** BEGIN Supplied information **

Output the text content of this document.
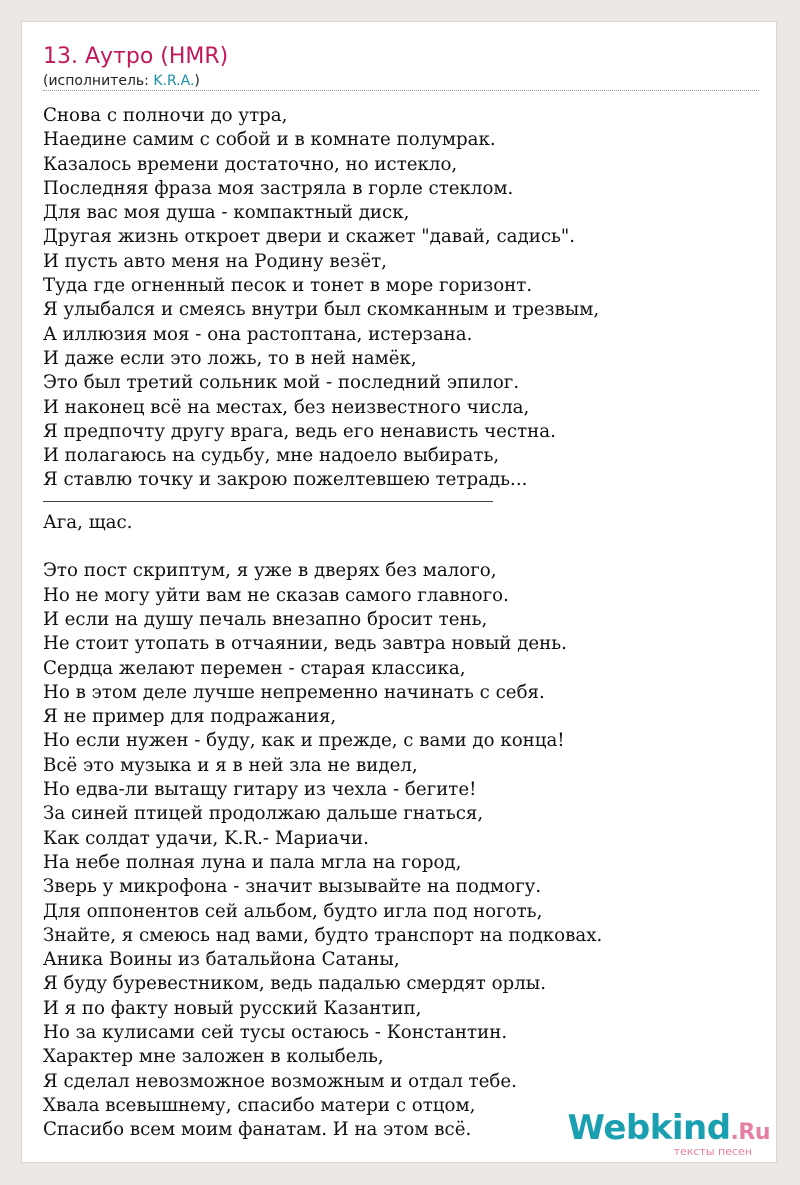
13. Аутро (HMR)
(исполнитель: K.R.A.)
Снова с полночи до утра,
Наедине самим с собой и в комнате полумрак.
Казалось времени достаточно, но истекло,
Последняя фраза моя застряла в горле стеклом.
Для вас моя душа - компактный диск,
Другая жизнь откроет двери и скажет "давай, садись".
И пусть авто меня на Родину везёт,
Туда где огненный песок и тонет в море горизонт.
Я улыбался и смеясь внутри был скомканным и трезвым,
А иллюзия моя - она растоптана, истерзана.
И даже если это ложь, то в ней намёк,
Это был третий сольник мой - последний эпилог.
И наконец всё на местах, без неизвестного числа,
Я предпочту другу врага, ведь его ненависть честна.
И полагаюсь на судьбу, мне надоело выбирать,
Я ставлю точку и закрою пожелтевшею тетрадь...
Ага, щас.
Это пост скриптум, я уже в дверях без малого,
Но не могу уйти вам не сказав самого главного.
И если на душу печаль внезапно бросит тень,
Не стоит утопать в отчаянии, ведь завтра новый день.
Сердца желают перемен - старая классика,
Но в этом деле лучше непременно начинать с себя.
Я не пример для подражания,
Но если нужен - буду, как и прежде, с вами до конца!
Всё это музыка и я в ней зла не видел,
Но едва-ли вытащу гитару из чехла - бегите!
За синей птицей продолжаю дальше гнаться,
Как солдат удачи, K.R.- Мариачи.
На небе полная луна и пала мгла на город,
Зверь у микрофона - значит вызывайте на подмогу.
Для оппонентов сей альбом, будто игла под ноготь,
Знайте, я смеюсь над вами, будто транспорт на подковах.
Аника Воины из батальйона Сатаны,
Я буду буревестником, ведь падалью смердят орлы.
И я по факту новый русский Казантип,
Но за кулисами сей тусы остаюсь - Константин.
Характер мне заложен в колыбель,
Я сделал невозможное возможным и отдал тебе.
Хвала всевышнему, спасибо матери с отцом,
Спасибо всем моим фанатам. И на этом всё.	Webkind.Ru
тексты песен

** END Supplied information **

| Task details |
Your answer should be a single number: how many lines of the material contain the word "новый".

| Solution |
2